All the data below goes into the copy word for word, but the pictures don't.

(Records contained in a dataset)
┏━━

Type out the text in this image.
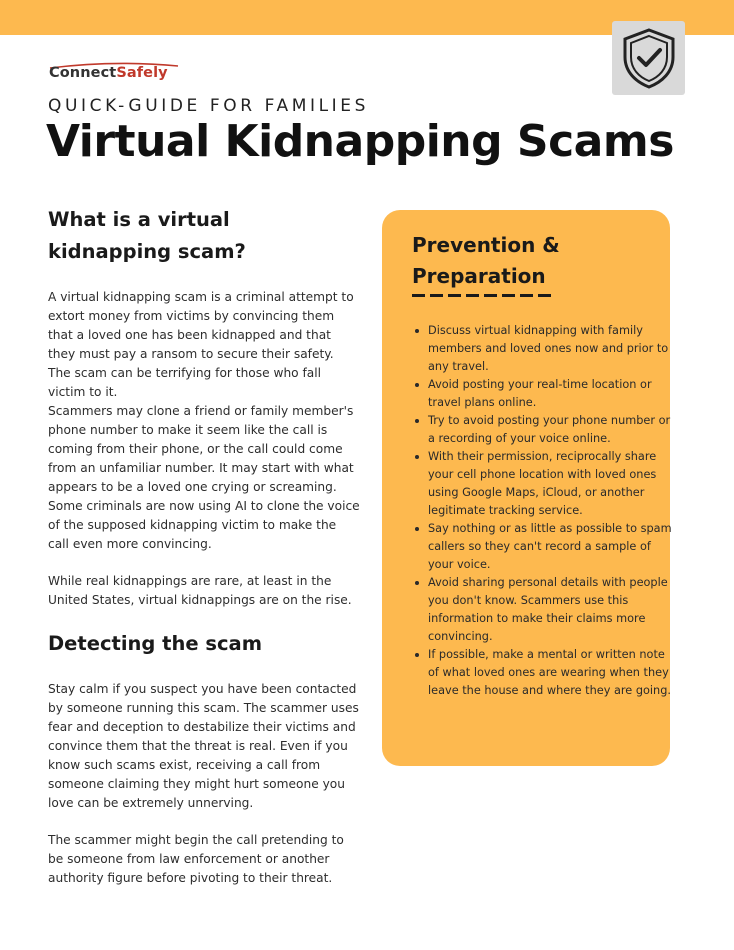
ConnectSafely
QUICK-GUIDE FOR FAMILIES
Virtual Kidnapping Scams
What is a virtual kidnapping scam?

A virtual kidnapping scam is a criminal attempt to extort money from victims by convincing them that a loved one has been kidnapped and that they must pay a ransom to secure their safety. The scam can be terrifying for those who fall victim to it.

Scammers may clone a friend or family member's phone number to make it seem like the call is coming from their phone, or the call could come from an unfamiliar number. It may start with what appears to be a loved one crying or screaming. Some criminals are now using AI to clone the voice of the supposed kidnapping victim to make the call even more convincing.

While real kidnappings are rare, at least in the United States, virtual kidnappings are on the rise.

Detecting the scam

Stay calm if you suspect you have been contacted by someone running this scam. The scammer uses fear and deception to destabilize their victims and convince them that the threat is real. Even if you know such scams exist, receiving a call from someone claiming they might hurt someone you love can be extremely unnerving.

The scammer might begin the call pretending to be someone from law enforcement or another authority figure before pivoting to their threat.

Prevention & Preparation
Discuss virtual kidnapping with family members and loved ones now and prior to any travel.
Avoid posting your real-time location or travel plans online.
Try to avoid posting your phone number or a recording of your voice online.
With their permission, reciprocally share your cell phone location with loved ones using Google Maps, iCloud, or another legitimate tracking service.
Say nothing or as little as possible to spam callers so they can't record a sample of your voice.
Avoid sharing personal details with people you don't know. Scammers use this information to make their claims more convincing.
If possible, make a mental or written note of what loved ones are wearing when they leave the house and where they are going.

┗━━

▶ _Solution to the exercise_
Type out the text in this image.
ConnectSafely
QUICK-GUIDE FOR FAMILIES
Virtual Kidnapping Scams
What is a virtual kidnapping scam?

A virtual kidnapping scam is a criminal attempt to extort money from victims by convincing them that a loved one has been kidnapped and that they must pay a ransom to secure their safety. The scam can be terrifying for those who fall victim to it.

Scammers may clone a friend or family member's phone number to make it seem like the call is coming from their phone, or the call could come from an unfamiliar number. It may start with what appears to be a loved one crying or screaming. Some criminals are now using AI to clone the voice of the supposed kidnapping victim to make the call even more convincing.

While real kidnappings are rare, at least in the United States, virtual kidnappings are on the rise.

Detecting the scam

Stay calm if you suspect you have been contacted by someone running this scam. The scammer uses fear and deception to destabilize their victims and convince them that the threat is real. Even if you know such scams exist, receiving a call from someone claiming they might hurt someone you love can be extremely unnerving.

The scammer might begin the call pretending to be someone from law enforcement or another authority figure before pivoting to their threat.

Prevention & Preparation
Discuss virtual kidnapping with family members and loved ones now and prior to any travel.
Avoid posting your real-time location or travel plans online.
Try to avoid posting your phone number or a recording of your voice online.
With their permission, reciprocally share your cell phone location with loved ones using Google Maps, iCloud, or another legitimate tracking service.
Say nothing or as little as possible to spam callers so they can't record a sample of your voice.
Avoid sharing personal details with people you don't know. Scammers use this information to make their claims more convincing.
If possible, make a mental or written note of what loved ones are wearing when they leave the house and where they are going.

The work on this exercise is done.